• Supplied data:

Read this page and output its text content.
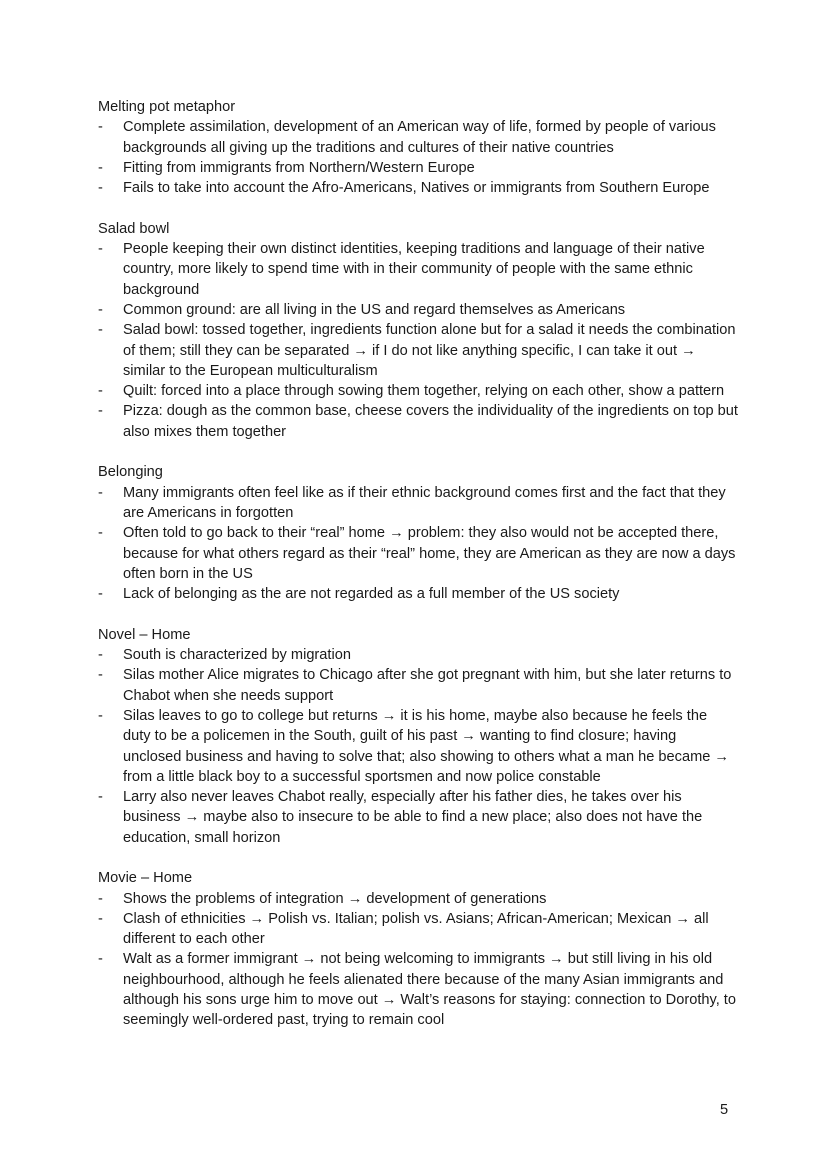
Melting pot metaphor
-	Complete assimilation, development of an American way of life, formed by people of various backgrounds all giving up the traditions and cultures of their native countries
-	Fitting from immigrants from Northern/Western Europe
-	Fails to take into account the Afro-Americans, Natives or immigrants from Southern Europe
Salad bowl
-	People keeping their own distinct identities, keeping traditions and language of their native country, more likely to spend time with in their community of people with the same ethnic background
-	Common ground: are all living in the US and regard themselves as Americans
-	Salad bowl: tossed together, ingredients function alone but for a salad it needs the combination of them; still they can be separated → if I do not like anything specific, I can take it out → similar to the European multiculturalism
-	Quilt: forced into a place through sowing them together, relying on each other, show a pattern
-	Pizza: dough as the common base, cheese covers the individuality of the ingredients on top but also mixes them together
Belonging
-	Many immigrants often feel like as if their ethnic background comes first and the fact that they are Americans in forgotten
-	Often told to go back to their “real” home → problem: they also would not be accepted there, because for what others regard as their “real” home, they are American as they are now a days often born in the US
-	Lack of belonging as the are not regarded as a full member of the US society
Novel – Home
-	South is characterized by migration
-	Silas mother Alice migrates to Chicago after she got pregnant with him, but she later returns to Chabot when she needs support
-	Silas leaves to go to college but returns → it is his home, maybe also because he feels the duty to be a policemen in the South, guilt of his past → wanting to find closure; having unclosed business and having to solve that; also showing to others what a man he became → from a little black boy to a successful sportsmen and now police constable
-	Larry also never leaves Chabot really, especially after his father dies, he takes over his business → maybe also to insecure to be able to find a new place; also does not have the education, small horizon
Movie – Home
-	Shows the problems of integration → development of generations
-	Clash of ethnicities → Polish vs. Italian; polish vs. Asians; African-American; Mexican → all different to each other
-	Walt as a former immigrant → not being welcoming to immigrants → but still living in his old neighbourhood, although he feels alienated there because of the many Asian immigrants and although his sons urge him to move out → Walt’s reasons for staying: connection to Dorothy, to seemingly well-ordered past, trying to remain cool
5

• Work required: Scan the listing above. Collect all lines with the word "Chabot".

• Answer below:
-	Silas mother Alice migrates to Chicago after she got pregnant with him, but she later returns to Chabot when she needs support
-	Larry also never leaves Chabot really, especially after his father dies, he takes over his business → maybe also to insecure to be able to find a new place; also does not have the education, small horizon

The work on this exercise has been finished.